Look through the material below and give the number of lines holding "source", with no other words.

───── Supplied data ─────

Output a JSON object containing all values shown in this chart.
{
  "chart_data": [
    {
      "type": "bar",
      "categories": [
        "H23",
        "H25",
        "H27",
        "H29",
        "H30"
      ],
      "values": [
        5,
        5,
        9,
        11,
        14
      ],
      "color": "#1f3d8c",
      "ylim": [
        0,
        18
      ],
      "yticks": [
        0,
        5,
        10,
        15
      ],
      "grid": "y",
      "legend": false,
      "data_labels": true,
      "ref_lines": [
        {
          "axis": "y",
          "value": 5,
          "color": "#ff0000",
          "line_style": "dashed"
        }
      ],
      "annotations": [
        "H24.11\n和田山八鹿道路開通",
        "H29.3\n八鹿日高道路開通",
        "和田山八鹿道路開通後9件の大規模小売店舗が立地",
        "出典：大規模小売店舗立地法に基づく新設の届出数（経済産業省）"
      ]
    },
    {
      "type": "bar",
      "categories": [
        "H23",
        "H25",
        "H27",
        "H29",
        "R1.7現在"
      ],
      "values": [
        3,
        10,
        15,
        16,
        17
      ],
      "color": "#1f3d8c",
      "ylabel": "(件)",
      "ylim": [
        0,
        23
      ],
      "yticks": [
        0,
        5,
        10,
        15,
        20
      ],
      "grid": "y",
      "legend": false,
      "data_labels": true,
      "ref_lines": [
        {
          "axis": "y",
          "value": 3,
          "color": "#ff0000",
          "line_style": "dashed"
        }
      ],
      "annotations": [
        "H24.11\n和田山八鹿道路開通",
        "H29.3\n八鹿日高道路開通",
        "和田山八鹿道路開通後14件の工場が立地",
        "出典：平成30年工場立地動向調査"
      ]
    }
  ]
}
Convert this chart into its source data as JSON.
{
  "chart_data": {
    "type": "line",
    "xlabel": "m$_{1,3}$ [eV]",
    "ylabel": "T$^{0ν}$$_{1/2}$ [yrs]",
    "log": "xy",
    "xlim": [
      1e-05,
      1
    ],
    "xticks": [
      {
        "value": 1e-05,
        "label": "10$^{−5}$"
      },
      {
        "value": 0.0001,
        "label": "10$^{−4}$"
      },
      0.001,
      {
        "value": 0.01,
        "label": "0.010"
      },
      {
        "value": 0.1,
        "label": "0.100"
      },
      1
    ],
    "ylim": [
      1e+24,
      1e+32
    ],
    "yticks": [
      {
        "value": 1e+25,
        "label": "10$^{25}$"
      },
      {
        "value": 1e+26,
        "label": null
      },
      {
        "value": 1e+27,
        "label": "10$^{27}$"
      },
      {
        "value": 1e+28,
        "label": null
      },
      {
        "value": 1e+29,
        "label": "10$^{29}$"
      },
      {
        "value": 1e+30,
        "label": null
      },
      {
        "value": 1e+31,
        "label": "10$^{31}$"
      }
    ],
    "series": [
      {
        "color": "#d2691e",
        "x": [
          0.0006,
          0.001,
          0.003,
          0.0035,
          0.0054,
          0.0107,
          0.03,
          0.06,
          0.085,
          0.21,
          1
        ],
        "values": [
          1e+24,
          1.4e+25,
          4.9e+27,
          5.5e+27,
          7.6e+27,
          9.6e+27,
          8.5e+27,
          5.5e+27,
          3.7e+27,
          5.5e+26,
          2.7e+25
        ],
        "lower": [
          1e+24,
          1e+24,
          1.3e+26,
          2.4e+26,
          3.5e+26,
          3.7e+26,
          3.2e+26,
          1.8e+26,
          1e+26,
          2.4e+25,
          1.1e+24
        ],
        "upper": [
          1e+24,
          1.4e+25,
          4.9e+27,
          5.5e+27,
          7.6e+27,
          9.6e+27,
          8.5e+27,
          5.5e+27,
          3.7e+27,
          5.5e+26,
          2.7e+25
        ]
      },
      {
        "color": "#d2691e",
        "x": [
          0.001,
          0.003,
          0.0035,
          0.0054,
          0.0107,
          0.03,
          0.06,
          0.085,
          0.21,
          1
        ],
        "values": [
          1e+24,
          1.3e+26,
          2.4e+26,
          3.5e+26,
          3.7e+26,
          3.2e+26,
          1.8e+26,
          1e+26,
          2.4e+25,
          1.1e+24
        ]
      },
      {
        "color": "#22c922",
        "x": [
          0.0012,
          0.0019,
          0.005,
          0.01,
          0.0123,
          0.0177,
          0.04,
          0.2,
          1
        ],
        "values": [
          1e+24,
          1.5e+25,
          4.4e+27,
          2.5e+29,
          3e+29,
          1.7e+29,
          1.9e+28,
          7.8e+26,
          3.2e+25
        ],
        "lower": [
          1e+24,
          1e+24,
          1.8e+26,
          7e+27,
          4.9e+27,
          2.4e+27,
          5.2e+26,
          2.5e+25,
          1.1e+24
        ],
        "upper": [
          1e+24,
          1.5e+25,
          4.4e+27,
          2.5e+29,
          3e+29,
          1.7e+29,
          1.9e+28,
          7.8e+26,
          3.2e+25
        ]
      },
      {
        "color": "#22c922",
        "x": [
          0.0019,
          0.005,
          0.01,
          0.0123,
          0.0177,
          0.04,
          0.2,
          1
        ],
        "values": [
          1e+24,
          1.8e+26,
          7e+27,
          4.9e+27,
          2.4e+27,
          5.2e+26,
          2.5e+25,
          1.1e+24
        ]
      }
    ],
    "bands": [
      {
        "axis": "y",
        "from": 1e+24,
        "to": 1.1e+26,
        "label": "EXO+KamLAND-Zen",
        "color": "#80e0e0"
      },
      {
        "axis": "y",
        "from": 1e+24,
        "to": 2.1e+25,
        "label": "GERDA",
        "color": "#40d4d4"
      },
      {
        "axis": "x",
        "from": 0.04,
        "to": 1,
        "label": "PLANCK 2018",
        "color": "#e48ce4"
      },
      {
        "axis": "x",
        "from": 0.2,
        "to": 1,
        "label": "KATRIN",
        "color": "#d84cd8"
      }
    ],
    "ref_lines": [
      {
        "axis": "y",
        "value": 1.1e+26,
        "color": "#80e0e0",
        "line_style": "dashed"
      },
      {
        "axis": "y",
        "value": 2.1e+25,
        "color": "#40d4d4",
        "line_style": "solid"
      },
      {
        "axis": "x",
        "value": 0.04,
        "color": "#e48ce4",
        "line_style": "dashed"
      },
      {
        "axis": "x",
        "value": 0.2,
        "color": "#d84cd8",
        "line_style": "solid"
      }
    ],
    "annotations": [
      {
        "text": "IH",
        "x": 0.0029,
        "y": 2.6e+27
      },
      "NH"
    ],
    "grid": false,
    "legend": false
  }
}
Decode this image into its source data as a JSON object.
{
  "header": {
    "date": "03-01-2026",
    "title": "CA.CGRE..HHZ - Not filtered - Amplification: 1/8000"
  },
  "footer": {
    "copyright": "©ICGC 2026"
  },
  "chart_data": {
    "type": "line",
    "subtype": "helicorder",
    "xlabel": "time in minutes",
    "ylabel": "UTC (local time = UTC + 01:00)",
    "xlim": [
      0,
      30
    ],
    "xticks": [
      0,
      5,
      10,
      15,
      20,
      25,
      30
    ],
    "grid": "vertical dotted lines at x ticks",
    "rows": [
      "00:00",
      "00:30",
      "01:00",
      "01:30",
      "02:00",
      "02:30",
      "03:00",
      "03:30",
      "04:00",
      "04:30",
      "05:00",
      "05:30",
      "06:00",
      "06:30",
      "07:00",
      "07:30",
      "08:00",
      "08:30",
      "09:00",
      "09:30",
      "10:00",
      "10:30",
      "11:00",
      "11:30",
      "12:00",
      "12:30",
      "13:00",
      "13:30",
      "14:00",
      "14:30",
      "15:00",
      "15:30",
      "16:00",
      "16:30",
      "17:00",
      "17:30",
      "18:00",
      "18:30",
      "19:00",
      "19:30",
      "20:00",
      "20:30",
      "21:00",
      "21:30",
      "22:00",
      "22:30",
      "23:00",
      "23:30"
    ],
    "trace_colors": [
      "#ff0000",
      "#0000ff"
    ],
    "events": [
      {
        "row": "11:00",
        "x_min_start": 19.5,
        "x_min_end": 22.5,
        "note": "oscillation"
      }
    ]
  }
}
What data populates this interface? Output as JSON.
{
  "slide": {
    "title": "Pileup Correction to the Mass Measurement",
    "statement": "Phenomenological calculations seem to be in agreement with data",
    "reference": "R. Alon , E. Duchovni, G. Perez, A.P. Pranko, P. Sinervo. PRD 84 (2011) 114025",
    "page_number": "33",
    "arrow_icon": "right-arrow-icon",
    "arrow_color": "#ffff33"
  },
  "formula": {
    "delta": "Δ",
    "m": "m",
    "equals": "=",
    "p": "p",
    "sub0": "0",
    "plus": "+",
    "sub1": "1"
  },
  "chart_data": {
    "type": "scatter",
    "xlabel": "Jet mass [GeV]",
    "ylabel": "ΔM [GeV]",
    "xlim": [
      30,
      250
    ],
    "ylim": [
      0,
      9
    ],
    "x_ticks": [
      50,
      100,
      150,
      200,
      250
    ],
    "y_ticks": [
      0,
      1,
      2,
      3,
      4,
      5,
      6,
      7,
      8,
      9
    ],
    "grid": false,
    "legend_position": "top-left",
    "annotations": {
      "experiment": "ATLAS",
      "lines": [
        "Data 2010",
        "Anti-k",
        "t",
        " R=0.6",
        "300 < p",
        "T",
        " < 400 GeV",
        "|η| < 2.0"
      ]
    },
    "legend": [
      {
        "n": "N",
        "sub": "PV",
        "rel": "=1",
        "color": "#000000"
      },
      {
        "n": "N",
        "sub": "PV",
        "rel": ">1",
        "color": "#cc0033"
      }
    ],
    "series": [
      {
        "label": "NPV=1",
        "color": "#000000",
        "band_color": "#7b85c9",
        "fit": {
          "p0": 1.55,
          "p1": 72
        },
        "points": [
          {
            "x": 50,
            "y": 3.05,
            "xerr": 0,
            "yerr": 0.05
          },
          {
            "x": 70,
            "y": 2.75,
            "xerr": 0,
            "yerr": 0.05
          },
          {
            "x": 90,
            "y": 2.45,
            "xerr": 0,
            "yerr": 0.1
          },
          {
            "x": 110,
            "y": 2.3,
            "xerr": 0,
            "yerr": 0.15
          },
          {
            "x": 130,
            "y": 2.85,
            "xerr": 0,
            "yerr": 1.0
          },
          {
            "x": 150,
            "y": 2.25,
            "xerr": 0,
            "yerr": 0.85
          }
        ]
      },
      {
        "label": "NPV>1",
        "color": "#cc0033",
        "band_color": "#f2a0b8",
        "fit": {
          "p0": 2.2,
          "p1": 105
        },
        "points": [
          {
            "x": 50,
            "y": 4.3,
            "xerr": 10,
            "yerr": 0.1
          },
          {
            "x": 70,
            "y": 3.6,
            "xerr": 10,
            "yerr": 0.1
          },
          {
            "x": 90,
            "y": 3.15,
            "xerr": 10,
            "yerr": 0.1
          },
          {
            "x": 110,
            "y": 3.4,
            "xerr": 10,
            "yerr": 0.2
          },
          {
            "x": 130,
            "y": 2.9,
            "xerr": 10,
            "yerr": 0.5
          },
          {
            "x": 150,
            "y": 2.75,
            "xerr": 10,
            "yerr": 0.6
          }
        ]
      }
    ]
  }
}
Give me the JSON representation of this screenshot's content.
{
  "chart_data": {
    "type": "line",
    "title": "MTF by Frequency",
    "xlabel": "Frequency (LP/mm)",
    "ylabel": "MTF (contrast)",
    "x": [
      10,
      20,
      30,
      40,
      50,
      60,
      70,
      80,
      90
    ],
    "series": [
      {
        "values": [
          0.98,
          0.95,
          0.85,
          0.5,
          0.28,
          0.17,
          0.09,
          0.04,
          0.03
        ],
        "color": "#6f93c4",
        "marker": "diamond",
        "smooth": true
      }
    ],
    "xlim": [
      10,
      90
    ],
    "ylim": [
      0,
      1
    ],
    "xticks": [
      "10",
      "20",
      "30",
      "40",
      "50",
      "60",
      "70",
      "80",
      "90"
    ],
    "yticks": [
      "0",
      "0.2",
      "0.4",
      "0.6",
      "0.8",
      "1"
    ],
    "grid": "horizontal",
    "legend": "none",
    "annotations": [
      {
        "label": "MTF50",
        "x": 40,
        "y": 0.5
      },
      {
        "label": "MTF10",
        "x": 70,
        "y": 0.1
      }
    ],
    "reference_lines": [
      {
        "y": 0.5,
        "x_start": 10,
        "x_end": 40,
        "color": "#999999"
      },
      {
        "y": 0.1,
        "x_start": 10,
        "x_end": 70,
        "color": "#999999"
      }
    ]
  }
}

─────

Right answer: 2